Find the lines that include the string "TFlab" and report how many there are. Give no other text.

==== Excerpted records

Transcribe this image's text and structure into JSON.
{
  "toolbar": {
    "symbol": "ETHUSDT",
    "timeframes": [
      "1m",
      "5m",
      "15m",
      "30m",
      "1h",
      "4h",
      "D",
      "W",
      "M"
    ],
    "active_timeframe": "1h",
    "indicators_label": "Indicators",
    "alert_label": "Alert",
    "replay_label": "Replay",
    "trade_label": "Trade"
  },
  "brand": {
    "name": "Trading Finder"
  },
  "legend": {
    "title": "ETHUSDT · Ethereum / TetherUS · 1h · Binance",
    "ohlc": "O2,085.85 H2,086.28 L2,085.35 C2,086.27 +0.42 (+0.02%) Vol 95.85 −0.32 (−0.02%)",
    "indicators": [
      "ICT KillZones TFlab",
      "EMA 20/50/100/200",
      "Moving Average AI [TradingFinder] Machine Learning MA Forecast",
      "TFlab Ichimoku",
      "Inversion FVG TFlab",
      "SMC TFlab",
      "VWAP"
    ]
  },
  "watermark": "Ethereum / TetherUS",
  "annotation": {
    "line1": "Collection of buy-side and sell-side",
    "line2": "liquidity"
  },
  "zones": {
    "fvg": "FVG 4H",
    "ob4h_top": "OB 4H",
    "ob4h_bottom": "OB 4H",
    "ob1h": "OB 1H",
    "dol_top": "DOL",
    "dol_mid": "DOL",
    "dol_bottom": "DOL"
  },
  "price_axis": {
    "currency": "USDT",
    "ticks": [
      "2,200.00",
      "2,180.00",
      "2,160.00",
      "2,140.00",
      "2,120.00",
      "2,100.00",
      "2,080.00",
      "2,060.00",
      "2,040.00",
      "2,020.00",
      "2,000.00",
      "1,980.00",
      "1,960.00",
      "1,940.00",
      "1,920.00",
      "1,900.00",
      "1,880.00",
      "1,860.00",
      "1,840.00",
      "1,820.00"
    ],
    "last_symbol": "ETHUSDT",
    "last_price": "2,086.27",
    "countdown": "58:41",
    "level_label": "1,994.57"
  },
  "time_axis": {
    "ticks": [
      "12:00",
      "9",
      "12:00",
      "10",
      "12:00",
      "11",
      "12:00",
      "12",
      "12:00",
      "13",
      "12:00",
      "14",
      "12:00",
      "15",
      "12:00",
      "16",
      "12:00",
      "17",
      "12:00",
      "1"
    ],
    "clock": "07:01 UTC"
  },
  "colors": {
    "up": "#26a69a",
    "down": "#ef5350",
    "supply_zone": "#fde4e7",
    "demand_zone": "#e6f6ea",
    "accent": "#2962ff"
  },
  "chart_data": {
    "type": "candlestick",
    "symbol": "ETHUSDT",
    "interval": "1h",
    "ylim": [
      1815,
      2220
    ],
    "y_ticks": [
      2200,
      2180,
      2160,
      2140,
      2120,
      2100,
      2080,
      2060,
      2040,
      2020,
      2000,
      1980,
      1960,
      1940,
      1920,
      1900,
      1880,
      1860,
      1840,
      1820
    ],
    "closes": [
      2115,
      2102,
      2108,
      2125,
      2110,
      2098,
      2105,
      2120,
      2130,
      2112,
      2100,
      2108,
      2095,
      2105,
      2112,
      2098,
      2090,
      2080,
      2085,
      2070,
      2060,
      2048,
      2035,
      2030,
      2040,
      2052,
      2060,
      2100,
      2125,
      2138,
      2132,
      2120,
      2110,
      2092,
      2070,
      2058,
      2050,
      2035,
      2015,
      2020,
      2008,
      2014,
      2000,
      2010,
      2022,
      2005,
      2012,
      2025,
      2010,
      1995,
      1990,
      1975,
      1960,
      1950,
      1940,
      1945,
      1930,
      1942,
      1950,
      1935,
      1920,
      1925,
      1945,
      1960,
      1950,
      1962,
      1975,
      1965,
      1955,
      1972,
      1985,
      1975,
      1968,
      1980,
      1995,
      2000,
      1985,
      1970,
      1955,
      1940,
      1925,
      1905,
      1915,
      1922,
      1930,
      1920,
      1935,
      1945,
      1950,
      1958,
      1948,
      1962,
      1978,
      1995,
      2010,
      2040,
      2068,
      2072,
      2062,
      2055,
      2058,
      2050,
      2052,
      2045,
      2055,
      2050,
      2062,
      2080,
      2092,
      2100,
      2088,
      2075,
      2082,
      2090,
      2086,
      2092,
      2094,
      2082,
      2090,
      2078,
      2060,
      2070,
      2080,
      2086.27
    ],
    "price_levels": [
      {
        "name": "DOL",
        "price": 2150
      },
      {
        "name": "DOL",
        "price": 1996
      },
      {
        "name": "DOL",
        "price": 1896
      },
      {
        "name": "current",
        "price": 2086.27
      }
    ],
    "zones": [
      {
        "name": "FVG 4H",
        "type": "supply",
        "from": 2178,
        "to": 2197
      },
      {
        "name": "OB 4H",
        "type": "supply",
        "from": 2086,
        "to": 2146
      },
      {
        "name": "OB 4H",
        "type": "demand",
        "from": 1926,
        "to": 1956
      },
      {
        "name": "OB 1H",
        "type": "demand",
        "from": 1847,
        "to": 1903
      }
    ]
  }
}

========

▸ Answer to the problem
4